Description of the task: Reproduce exactly the lines below, starting with the line that contains "Transcribe this image's" and ending with the last line of the records, both included, and nothing else.

Input for this task:
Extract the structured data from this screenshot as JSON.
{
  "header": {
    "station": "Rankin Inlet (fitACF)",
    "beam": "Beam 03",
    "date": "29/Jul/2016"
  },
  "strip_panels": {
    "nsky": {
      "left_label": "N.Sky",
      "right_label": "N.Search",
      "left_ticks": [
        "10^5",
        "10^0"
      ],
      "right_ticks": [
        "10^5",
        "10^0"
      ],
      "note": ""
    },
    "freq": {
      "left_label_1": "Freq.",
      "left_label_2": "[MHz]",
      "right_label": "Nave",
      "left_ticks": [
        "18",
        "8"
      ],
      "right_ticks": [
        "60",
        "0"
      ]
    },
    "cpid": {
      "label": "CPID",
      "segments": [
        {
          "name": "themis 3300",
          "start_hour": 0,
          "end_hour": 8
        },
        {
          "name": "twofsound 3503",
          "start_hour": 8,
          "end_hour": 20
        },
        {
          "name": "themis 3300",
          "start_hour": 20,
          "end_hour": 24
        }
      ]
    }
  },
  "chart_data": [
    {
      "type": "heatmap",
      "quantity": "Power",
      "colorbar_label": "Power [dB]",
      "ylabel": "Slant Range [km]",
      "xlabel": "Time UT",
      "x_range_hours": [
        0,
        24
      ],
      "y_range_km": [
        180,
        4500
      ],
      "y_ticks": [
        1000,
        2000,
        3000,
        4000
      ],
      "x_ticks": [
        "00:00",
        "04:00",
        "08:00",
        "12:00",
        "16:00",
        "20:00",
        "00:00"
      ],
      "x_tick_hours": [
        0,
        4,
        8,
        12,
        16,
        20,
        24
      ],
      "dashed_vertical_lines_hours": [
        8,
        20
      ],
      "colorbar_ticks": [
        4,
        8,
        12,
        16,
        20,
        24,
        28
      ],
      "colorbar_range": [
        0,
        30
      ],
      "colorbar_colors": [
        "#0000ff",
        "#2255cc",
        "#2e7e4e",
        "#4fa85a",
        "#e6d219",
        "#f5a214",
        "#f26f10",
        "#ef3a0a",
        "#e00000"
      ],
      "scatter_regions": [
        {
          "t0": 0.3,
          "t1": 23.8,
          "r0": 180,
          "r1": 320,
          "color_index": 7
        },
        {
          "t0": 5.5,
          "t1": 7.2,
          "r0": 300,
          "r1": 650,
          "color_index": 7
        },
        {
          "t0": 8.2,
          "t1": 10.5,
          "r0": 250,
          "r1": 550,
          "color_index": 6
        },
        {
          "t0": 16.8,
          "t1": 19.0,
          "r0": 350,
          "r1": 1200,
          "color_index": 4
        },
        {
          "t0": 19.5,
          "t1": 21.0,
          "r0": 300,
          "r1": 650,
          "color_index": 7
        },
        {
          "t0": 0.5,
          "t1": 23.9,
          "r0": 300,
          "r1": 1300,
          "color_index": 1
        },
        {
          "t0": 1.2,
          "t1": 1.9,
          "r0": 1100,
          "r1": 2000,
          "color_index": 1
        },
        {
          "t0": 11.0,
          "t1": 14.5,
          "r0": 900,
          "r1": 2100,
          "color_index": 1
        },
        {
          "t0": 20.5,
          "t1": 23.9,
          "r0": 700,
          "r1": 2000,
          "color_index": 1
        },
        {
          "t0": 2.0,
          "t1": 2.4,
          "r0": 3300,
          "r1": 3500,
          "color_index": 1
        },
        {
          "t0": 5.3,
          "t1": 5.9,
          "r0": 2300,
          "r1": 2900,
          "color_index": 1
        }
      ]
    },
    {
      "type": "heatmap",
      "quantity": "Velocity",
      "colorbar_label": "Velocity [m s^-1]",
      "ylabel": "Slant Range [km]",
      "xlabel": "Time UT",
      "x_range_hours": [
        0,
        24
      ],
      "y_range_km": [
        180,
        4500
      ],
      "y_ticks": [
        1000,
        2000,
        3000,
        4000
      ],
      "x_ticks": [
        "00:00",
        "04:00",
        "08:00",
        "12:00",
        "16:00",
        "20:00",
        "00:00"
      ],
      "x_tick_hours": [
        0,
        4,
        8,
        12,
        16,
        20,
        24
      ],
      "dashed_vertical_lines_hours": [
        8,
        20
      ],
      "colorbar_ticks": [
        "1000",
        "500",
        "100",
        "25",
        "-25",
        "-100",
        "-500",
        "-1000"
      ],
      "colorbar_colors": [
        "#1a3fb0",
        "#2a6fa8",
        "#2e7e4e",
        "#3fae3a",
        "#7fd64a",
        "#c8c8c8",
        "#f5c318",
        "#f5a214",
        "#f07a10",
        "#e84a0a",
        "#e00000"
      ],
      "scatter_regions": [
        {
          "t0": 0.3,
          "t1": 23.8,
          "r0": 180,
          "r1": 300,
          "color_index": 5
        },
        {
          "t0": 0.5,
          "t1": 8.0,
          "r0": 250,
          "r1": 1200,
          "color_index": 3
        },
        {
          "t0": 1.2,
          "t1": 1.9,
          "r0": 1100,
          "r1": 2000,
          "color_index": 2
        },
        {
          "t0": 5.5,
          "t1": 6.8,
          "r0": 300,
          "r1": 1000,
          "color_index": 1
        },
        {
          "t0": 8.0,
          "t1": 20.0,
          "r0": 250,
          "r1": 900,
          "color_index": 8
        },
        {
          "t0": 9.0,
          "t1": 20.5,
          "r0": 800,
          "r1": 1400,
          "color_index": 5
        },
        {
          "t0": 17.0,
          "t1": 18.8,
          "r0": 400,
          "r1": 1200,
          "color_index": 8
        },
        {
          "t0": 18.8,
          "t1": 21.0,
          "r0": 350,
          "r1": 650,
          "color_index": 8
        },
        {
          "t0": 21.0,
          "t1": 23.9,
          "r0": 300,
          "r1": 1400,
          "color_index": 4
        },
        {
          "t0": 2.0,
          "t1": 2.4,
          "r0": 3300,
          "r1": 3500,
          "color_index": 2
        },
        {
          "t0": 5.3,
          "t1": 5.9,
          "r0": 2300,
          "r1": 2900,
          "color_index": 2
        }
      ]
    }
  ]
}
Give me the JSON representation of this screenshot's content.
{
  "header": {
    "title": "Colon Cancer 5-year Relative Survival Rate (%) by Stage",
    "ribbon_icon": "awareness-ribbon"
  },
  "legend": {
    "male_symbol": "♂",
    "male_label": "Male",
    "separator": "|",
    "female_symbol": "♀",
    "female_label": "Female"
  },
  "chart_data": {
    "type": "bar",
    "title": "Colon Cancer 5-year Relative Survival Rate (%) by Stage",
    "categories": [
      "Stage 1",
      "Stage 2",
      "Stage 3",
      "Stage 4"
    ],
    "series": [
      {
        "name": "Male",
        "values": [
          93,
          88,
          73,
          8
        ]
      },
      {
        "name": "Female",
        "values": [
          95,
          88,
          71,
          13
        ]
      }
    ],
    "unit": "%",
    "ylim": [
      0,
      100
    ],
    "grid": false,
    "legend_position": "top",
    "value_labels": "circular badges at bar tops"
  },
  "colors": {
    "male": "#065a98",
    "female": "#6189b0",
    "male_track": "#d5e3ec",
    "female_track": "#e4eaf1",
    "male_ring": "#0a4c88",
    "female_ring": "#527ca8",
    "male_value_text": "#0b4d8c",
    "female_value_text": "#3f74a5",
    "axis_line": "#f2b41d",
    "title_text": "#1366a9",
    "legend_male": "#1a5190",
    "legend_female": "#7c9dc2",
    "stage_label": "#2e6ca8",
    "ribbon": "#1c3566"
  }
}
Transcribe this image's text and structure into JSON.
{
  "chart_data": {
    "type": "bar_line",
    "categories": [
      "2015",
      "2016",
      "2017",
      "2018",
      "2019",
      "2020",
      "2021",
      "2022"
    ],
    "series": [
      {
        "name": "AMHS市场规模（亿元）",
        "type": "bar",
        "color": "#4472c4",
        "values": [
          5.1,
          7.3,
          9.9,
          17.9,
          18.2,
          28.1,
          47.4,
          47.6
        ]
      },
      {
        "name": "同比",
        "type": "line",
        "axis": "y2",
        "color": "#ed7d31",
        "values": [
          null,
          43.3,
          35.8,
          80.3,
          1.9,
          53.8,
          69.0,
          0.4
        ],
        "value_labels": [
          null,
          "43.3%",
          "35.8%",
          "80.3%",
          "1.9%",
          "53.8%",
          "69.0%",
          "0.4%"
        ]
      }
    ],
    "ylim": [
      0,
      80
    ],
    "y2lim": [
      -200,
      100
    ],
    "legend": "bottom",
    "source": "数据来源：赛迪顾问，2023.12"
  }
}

Solution to this problem:
Transcribe this image's text and structure into JSON.
{
  "chart_data": {
    "type": "bar_line",
    "categories": [
      "2015",
      "2016",
      "2017",
      "2018",
      "2019",
      "2020",
      "2021",
      "2022"
    ],
    "series": [
      {
        "name": "AMHS市场规模（亿元）",
        "type": "bar",
        "color": "#4472c4",
        "values": [
          5.1,
          7.3,
          9.9,
          17.9,
          18.2,
          28.1,
          47.4,
          47.6
        ]
      },
      {
        "name": "同比",
        "type": "line",
        "axis": "y2",
        "color": "#ed7d31",
        "values": [
          null,
          43.3,
          35.8,
          80.3,
          1.9,
          53.8,
          69.0,
          0.4
        ],
        "value_labels": [
          null,
          "43.3%",
          "35.8%",
          "80.3%",
          "1.9%",
          "53.8%",
          "69.0%",
          "0.4%"
        ]
      }
    ],
    "ylim": [
      0,
      80
    ],
    "y2lim": [
      -200,
      100
    ],
    "legend": "bottom",
    "source": "数据来源：赛迪顾问，2023.12"
  }
}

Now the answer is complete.